[Extracted records]
☆ ☆ ☆ ☆ ☆ ☆ ☆
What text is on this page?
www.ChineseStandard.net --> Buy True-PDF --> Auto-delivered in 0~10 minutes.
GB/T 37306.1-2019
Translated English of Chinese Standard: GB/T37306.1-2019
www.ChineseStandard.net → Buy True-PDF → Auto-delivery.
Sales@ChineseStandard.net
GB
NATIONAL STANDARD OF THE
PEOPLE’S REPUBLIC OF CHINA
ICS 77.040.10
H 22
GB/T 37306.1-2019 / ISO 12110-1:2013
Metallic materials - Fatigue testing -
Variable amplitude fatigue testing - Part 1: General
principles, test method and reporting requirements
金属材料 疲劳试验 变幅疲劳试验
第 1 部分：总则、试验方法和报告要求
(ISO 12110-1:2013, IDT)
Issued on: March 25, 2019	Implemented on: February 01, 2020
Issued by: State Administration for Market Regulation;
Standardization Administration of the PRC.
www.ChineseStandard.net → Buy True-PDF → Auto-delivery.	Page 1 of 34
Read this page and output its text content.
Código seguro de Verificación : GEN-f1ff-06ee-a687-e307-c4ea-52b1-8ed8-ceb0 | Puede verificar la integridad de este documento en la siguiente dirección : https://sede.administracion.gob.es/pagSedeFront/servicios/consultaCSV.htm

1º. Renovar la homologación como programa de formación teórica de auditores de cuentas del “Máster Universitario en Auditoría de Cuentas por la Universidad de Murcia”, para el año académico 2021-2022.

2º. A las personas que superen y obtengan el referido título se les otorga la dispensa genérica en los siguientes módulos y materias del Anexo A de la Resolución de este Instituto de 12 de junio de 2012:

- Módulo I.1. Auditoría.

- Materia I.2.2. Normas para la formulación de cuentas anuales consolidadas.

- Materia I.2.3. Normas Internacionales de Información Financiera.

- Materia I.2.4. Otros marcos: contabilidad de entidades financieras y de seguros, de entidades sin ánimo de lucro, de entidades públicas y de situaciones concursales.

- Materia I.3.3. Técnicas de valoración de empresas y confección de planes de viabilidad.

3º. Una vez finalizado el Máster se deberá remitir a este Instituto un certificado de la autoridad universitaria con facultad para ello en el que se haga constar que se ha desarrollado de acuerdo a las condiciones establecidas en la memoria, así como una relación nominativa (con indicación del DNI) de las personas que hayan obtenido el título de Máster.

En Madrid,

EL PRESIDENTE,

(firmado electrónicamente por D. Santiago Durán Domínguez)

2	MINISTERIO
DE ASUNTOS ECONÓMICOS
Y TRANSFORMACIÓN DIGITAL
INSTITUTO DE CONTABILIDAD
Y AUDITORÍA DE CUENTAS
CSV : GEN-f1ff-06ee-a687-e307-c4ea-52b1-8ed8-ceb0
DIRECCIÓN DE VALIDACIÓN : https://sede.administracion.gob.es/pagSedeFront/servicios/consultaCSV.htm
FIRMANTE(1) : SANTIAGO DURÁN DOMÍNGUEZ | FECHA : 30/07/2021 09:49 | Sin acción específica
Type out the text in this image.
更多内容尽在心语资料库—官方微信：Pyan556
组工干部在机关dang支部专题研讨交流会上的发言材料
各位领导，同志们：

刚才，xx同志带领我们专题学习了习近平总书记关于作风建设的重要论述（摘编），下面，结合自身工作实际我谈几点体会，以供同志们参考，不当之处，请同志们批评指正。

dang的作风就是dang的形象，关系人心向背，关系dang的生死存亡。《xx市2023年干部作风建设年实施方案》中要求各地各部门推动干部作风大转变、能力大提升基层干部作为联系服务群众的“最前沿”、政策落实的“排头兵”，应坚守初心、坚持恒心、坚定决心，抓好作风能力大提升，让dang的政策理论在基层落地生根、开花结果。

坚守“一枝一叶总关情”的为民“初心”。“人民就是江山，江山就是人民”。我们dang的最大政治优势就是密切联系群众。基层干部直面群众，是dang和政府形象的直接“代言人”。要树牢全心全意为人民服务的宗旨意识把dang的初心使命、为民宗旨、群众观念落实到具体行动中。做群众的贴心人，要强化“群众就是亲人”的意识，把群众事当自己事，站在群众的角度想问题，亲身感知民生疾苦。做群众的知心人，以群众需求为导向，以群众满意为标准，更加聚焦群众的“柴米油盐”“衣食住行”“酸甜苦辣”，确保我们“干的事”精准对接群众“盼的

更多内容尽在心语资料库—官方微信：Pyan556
☆ ☆ ☆ ☆ ☆ ☆ ☆
Exercise description: State how many lines include the string "Issued", and nothing more.

Answer for the task: 2